╭─ DATA SUPPLIED
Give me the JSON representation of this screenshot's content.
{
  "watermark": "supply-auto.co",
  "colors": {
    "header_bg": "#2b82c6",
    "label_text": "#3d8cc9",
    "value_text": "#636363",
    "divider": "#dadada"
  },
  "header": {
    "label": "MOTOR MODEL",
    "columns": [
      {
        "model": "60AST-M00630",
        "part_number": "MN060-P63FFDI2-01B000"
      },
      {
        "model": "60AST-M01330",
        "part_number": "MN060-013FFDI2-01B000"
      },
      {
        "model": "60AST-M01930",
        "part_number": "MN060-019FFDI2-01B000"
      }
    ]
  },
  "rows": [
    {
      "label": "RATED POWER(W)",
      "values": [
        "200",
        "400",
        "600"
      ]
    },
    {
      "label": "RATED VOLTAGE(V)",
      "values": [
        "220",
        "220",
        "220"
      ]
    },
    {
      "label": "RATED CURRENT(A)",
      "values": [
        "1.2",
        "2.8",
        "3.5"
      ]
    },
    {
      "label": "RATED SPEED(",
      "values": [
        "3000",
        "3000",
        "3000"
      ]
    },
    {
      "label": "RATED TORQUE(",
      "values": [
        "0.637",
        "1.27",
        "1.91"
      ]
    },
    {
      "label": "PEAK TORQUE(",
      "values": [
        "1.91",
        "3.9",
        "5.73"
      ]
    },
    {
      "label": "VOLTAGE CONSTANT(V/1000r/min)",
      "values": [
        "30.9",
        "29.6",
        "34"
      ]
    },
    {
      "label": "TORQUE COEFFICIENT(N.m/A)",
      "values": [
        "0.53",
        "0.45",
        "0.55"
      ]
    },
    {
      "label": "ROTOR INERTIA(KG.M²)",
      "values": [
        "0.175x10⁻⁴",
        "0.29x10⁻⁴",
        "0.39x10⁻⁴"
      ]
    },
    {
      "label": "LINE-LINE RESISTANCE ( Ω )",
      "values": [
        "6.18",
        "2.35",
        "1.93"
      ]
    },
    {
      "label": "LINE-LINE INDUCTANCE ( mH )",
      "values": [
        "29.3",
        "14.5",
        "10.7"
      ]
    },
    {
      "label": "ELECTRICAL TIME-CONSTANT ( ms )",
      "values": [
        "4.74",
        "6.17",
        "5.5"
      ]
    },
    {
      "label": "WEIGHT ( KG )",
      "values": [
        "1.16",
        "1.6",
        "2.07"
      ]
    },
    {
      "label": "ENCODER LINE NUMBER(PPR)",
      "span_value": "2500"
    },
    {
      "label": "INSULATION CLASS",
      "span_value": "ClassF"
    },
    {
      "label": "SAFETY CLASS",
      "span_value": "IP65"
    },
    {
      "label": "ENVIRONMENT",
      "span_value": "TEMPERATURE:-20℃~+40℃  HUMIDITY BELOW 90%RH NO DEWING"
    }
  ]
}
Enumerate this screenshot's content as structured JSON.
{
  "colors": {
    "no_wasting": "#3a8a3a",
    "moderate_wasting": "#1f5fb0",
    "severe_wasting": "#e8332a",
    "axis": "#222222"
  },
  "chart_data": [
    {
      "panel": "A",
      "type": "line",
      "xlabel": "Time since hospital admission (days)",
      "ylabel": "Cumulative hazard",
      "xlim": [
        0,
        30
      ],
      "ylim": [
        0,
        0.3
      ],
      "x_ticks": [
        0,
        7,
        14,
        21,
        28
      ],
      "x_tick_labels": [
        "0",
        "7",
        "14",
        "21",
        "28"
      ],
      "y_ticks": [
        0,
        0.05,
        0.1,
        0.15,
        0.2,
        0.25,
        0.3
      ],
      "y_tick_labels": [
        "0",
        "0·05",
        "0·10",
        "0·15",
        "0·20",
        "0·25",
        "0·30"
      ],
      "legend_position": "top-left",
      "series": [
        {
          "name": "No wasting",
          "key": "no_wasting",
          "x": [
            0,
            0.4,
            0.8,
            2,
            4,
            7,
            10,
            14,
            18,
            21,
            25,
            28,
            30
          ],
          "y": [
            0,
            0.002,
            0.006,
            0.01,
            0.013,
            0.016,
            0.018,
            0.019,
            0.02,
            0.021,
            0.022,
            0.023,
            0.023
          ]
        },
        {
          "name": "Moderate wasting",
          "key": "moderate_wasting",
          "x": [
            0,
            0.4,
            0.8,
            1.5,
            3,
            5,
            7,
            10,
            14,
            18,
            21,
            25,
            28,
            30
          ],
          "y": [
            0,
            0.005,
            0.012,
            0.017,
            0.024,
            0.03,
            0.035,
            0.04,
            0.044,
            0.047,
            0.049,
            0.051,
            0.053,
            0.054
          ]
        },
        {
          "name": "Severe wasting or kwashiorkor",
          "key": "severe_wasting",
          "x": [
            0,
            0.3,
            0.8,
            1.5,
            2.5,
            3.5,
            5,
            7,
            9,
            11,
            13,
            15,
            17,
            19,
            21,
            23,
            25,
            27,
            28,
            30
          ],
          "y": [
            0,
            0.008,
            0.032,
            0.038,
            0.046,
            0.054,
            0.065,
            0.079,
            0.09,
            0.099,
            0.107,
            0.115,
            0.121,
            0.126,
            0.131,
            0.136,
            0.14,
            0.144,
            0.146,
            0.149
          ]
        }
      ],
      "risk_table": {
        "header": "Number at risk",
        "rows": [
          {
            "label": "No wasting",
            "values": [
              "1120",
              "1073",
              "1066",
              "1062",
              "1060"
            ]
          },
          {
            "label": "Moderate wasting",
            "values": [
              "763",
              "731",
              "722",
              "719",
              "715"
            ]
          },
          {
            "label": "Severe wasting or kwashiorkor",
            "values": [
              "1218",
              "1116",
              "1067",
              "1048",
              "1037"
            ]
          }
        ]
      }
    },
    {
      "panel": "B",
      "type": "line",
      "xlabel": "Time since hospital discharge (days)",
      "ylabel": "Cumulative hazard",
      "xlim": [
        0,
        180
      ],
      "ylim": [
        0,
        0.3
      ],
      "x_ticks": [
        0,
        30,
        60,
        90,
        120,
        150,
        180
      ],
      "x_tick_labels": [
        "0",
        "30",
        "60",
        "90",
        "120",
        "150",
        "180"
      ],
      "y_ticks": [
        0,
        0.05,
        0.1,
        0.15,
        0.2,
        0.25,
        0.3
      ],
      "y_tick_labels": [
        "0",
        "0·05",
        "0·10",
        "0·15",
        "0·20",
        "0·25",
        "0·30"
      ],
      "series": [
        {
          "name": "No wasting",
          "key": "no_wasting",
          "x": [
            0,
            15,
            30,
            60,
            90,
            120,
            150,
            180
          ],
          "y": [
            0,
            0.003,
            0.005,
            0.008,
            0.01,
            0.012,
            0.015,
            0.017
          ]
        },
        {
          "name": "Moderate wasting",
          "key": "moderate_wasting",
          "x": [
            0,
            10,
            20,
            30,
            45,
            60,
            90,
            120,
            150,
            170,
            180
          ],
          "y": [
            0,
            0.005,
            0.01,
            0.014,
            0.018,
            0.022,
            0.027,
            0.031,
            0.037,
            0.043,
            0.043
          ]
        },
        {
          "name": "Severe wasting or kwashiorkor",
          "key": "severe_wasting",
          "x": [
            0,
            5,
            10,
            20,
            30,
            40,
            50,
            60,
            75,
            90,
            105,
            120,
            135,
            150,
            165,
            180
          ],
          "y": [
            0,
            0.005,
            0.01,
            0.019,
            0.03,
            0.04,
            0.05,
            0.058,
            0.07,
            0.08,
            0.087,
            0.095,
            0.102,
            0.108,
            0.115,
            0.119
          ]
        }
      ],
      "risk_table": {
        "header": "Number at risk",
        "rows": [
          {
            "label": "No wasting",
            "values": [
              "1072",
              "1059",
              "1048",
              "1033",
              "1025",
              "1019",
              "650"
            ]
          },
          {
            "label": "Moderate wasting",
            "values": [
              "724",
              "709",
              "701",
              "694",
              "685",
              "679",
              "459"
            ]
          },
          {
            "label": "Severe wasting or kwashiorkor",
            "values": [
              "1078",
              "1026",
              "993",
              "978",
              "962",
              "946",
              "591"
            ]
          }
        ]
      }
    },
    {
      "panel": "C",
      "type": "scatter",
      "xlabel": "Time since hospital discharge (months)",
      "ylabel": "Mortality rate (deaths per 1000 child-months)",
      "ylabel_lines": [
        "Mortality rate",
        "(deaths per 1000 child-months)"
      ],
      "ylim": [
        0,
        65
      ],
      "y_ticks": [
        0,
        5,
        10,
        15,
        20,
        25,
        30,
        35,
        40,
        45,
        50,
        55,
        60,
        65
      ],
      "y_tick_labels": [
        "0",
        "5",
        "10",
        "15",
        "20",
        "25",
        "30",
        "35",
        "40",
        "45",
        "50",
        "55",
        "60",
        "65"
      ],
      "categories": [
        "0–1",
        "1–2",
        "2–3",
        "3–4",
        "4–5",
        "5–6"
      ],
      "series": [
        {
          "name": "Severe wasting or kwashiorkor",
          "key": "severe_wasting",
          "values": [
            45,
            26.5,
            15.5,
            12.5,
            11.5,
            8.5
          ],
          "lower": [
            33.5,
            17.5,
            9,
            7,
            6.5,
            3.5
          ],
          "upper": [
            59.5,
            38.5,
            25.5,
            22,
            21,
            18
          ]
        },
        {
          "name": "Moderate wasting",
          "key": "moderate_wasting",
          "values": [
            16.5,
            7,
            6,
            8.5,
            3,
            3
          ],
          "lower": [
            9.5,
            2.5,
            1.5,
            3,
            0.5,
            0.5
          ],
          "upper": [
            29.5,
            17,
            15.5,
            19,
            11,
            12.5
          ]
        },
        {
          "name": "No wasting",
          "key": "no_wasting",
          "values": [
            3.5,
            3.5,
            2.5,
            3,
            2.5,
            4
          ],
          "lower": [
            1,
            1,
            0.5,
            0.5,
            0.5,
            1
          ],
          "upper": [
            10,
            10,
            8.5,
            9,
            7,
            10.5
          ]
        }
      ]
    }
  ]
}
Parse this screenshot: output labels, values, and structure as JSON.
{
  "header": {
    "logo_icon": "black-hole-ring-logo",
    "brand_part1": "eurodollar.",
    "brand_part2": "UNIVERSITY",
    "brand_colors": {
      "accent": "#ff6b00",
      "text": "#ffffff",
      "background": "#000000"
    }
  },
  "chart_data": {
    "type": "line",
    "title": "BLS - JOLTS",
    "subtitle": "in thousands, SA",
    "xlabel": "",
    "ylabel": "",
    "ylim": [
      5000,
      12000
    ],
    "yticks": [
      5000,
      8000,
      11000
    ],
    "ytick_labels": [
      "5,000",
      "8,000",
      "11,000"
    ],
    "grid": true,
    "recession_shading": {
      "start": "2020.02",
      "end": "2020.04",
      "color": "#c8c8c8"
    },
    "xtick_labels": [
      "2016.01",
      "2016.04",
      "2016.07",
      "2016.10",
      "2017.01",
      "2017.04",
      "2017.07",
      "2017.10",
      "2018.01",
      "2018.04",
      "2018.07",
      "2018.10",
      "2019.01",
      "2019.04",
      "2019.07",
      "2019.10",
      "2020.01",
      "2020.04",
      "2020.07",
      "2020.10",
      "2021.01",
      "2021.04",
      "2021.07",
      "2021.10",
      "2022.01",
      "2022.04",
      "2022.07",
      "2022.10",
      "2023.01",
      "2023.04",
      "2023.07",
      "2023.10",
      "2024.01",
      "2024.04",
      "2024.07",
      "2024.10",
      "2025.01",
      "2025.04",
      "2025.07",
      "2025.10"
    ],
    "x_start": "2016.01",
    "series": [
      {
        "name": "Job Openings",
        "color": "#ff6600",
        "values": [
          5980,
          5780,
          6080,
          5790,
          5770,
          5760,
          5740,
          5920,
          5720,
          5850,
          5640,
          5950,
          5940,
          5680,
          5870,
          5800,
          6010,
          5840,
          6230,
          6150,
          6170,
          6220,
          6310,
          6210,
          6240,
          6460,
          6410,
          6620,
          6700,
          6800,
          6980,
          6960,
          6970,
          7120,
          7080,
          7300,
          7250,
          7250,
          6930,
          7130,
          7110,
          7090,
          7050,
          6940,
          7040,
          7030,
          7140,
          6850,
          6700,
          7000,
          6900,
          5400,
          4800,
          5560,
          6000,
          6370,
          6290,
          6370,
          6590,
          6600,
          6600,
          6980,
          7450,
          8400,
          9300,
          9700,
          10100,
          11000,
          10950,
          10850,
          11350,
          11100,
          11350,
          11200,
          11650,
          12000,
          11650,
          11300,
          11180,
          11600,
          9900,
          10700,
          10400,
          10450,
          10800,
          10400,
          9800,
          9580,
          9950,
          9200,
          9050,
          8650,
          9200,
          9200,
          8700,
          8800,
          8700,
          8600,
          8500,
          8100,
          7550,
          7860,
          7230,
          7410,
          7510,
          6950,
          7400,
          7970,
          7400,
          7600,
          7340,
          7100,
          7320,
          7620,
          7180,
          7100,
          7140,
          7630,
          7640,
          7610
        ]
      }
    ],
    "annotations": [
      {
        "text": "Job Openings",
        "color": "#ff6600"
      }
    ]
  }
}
╰─
**TASK STATEMENT**
Gather all lines where the word "deaths" appears.

**RESULT**
      "ylabel": "Mortality rate (deaths per 1000 child-months)",
        "(deaths per 1000 child-months)"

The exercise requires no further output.